> Work instructions:
For this exercise, copy out each line of the material below that includes "expression".

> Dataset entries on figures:
........

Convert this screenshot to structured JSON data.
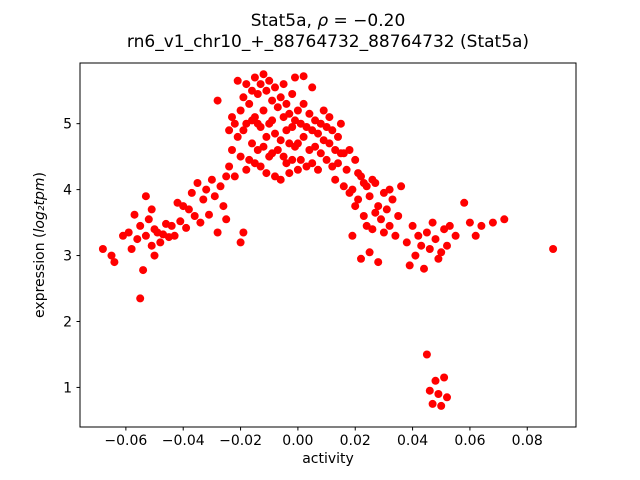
{
  "chart_data": {
    "type": "scatter",
    "title": "Stat5a, ρ = −0.20",
    "title_parts": {
      "prefix": "Stat5a, ",
      "rho": "ρ",
      "value": " = −0.20"
    },
    "subtitle": "rn6_v1_chr10_+_88764732_88764732 (Stat5a)",
    "xlabel": "activity",
    "ylabel": "expression (log₂tpm)",
    "ylabel_parts": {
      "prefix": "expression (",
      "math": "log₂tpm",
      "suffix": ")"
    },
    "marker_color": "#ff0000",
    "axis_color": "#000000",
    "grid": false,
    "legend": "none",
    "xlim": [
      -0.076,
      0.097
    ],
    "ylim": [
      0.4,
      5.92
    ],
    "xticks": [
      -0.06,
      -0.04,
      -0.02,
      0.0,
      0.02,
      0.04,
      0.06,
      0.08
    ],
    "xtick_labels": [
      "−0.06",
      "−0.04",
      "−0.02",
      "0.00",
      "0.02",
      "0.04",
      "0.06",
      "0.08"
    ],
    "yticks": [
      1,
      2,
      3,
      4,
      5
    ],
    "ytick_labels": [
      "1",
      "2",
      "3",
      "4",
      "5"
    ],
    "points": [
      [
        -0.068,
        3.1
      ],
      [
        -0.065,
        3.0
      ],
      [
        -0.064,
        2.9
      ],
      [
        -0.061,
        3.3
      ],
      [
        -0.059,
        3.35
      ],
      [
        -0.058,
        3.1
      ],
      [
        -0.057,
        3.62
      ],
      [
        -0.056,
        3.25
      ],
      [
        -0.055,
        2.35
      ],
      [
        -0.055,
        3.45
      ],
      [
        -0.054,
        2.78
      ],
      [
        -0.053,
        3.9
      ],
      [
        -0.053,
        3.3
      ],
      [
        -0.052,
        3.55
      ],
      [
        -0.051,
        3.7
      ],
      [
        -0.051,
        3.15
      ],
      [
        -0.05,
        3.4
      ],
      [
        -0.05,
        3.0
      ],
      [
        -0.049,
        3.35
      ],
      [
        -0.048,
        3.2
      ],
      [
        -0.047,
        3.32
      ],
      [
        -0.046,
        3.48
      ],
      [
        -0.045,
        3.28
      ],
      [
        -0.044,
        3.45
      ],
      [
        -0.043,
        3.3
      ],
      [
        -0.042,
        3.8
      ],
      [
        -0.041,
        3.52
      ],
      [
        -0.04,
        3.75
      ],
      [
        -0.039,
        3.42
      ],
      [
        -0.038,
        3.7
      ],
      [
        -0.037,
        3.95
      ],
      [
        -0.036,
        3.6
      ],
      [
        -0.035,
        4.1
      ],
      [
        -0.034,
        3.5
      ],
      [
        -0.033,
        3.85
      ],
      [
        -0.032,
        4.0
      ],
      [
        -0.031,
        3.62
      ],
      [
        -0.03,
        4.15
      ],
      [
        -0.029,
        3.9
      ],
      [
        -0.028,
        3.35
      ],
      [
        -0.028,
        5.35
      ],
      [
        -0.027,
        4.05
      ],
      [
        -0.026,
        3.75
      ],
      [
        -0.025,
        4.2
      ],
      [
        -0.025,
        3.55
      ],
      [
        -0.024,
        4.35
      ],
      [
        -0.024,
        4.9
      ],
      [
        -0.023,
        4.6
      ],
      [
        -0.023,
        5.1
      ],
      [
        -0.022,
        5.0
      ],
      [
        -0.022,
        4.2
      ],
      [
        -0.021,
        5.65
      ],
      [
        -0.021,
        4.8
      ],
      [
        -0.02,
        5.2
      ],
      [
        -0.02,
        4.5
      ],
      [
        -0.02,
        3.2
      ],
      [
        -0.019,
        5.4
      ],
      [
        -0.019,
        4.9
      ],
      [
        -0.019,
        3.35
      ],
      [
        -0.018,
        5.6
      ],
      [
        -0.018,
        5.0
      ],
      [
        -0.018,
        4.3
      ],
      [
        -0.017,
        5.3
      ],
      [
        -0.017,
        4.45
      ],
      [
        -0.016,
        5.5
      ],
      [
        -0.016,
        4.7
      ],
      [
        -0.016,
        5.05
      ],
      [
        -0.015,
        5.7
      ],
      [
        -0.015,
        5.1
      ],
      [
        -0.015,
        4.4
      ],
      [
        -0.014,
        5.45
      ],
      [
        -0.014,
        4.6
      ],
      [
        -0.014,
        5.0
      ],
      [
        -0.013,
        5.6
      ],
      [
        -0.013,
        4.95
      ],
      [
        -0.013,
        4.35
      ],
      [
        -0.012,
        5.75
      ],
      [
        -0.012,
        5.2
      ],
      [
        -0.012,
        4.65
      ],
      [
        -0.011,
        5.5
      ],
      [
        -0.011,
        4.8
      ],
      [
        -0.011,
        4.25
      ],
      [
        -0.01,
        5.65
      ],
      [
        -0.01,
        5.0
      ],
      [
        -0.01,
        4.5
      ],
      [
        -0.009,
        5.35
      ],
      [
        -0.009,
        4.55
      ],
      [
        -0.009,
        5.05
      ],
      [
        -0.008,
        5.55
      ],
      [
        -0.008,
        4.85
      ],
      [
        -0.008,
        4.2
      ],
      [
        -0.007,
        5.25
      ],
      [
        -0.007,
        4.6
      ],
      [
        -0.006,
        5.4
      ],
      [
        -0.006,
        4.75
      ],
      [
        -0.006,
        4.15
      ],
      [
        -0.005,
        5.1
      ],
      [
        -0.005,
        4.5
      ],
      [
        -0.005,
        5.6
      ],
      [
        -0.004,
        4.9
      ],
      [
        -0.004,
        4.4
      ],
      [
        -0.004,
        5.3
      ],
      [
        -0.003,
        4.7
      ],
      [
        -0.003,
        5.15
      ],
      [
        -0.003,
        4.25
      ],
      [
        -0.002,
        4.95
      ],
      [
        -0.002,
        5.45
      ],
      [
        -0.002,
        4.45
      ],
      [
        -0.001,
        5.05
      ],
      [
        -0.001,
        4.65
      ],
      [
        -0.001,
        5.7
      ],
      [
        0.0,
        5.2
      ],
      [
        0.0,
        4.7
      ],
      [
        0.0,
        4.3
      ],
      [
        0.001,
        5.0
      ],
      [
        0.001,
        4.45
      ],
      [
        0.002,
        5.3
      ],
      [
        0.002,
        4.8
      ],
      [
        0.002,
        5.72
      ],
      [
        0.003,
        4.95
      ],
      [
        0.003,
        4.35
      ],
      [
        0.004,
        5.15
      ],
      [
        0.004,
        4.6
      ],
      [
        0.005,
        4.9
      ],
      [
        0.005,
        4.4
      ],
      [
        0.005,
        5.55
      ],
      [
        0.006,
        5.05
      ],
      [
        0.006,
        4.65
      ],
      [
        0.007,
        4.85
      ],
      [
        0.007,
        4.3
      ],
      [
        0.008,
        5.0
      ],
      [
        0.008,
        4.55
      ],
      [
        0.009,
        4.75
      ],
      [
        0.009,
        5.2
      ],
      [
        0.01,
        4.95
      ],
      [
        0.01,
        4.45
      ],
      [
        0.011,
        4.7
      ],
      [
        0.011,
        5.1
      ],
      [
        0.012,
        4.9
      ],
      [
        0.012,
        4.35
      ],
      [
        0.013,
        4.6
      ],
      [
        0.013,
        4.15
      ],
      [
        0.014,
        4.8
      ],
      [
        0.014,
        4.4
      ],
      [
        0.015,
        4.55
      ],
      [
        0.015,
        5.0
      ],
      [
        0.016,
        4.55
      ],
      [
        0.016,
        4.05
      ],
      [
        0.017,
        4.3
      ],
      [
        0.018,
        4.6
      ],
      [
        0.018,
        3.95
      ],
      [
        0.019,
        4.0
      ],
      [
        0.019,
        3.3
      ],
      [
        0.02,
        4.45
      ],
      [
        0.02,
        3.75
      ],
      [
        0.021,
        3.85
      ],
      [
        0.021,
        4.25
      ],
      [
        0.022,
        4.2
      ],
      [
        0.022,
        2.95
      ],
      [
        0.023,
        3.6
      ],
      [
        0.023,
        4.1
      ],
      [
        0.024,
        4.05
      ],
      [
        0.024,
        3.45
      ],
      [
        0.025,
        3.9
      ],
      [
        0.025,
        3.05
      ],
      [
        0.026,
        3.4
      ],
      [
        0.026,
        4.15
      ],
      [
        0.027,
        4.1
      ],
      [
        0.027,
        3.65
      ],
      [
        0.028,
        3.75
      ],
      [
        0.028,
        2.9
      ],
      [
        0.029,
        3.55
      ],
      [
        0.03,
        3.95
      ],
      [
        0.03,
        3.35
      ],
      [
        0.031,
        3.7
      ],
      [
        0.032,
        3.45
      ],
      [
        0.032,
        4.0
      ],
      [
        0.033,
        3.85
      ],
      [
        0.034,
        3.3
      ],
      [
        0.035,
        3.6
      ],
      [
        0.036,
        4.05
      ],
      [
        0.038,
        3.2
      ],
      [
        0.039,
        2.85
      ],
      [
        0.04,
        3.45
      ],
      [
        0.041,
        3.0
      ],
      [
        0.042,
        3.3
      ],
      [
        0.043,
        3.15
      ],
      [
        0.044,
        2.8
      ],
      [
        0.045,
        3.35
      ],
      [
        0.046,
        3.1
      ],
      [
        0.047,
        3.5
      ],
      [
        0.048,
        3.25
      ],
      [
        0.049,
        2.95
      ],
      [
        0.05,
        3.05
      ],
      [
        0.051,
        3.4
      ],
      [
        0.052,
        3.15
      ],
      [
        0.053,
        3.45
      ],
      [
        0.055,
        3.3
      ],
      [
        0.045,
        1.5
      ],
      [
        0.046,
        0.95
      ],
      [
        0.047,
        0.75
      ],
      [
        0.048,
        1.1
      ],
      [
        0.049,
        0.9
      ],
      [
        0.05,
        0.72
      ],
      [
        0.051,
        1.15
      ],
      [
        0.052,
        0.85
      ],
      [
        0.058,
        3.8
      ],
      [
        0.06,
        3.5
      ],
      [
        0.062,
        3.3
      ],
      [
        0.064,
        3.45
      ],
      [
        0.068,
        3.5
      ],
      [
        0.072,
        3.55
      ],
      [
        0.089,
        3.1
      ]
    ]
  }
}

........

> Full solution:
    "ylabel": "expression (log₂tpm)",
      "prefix": "expression (",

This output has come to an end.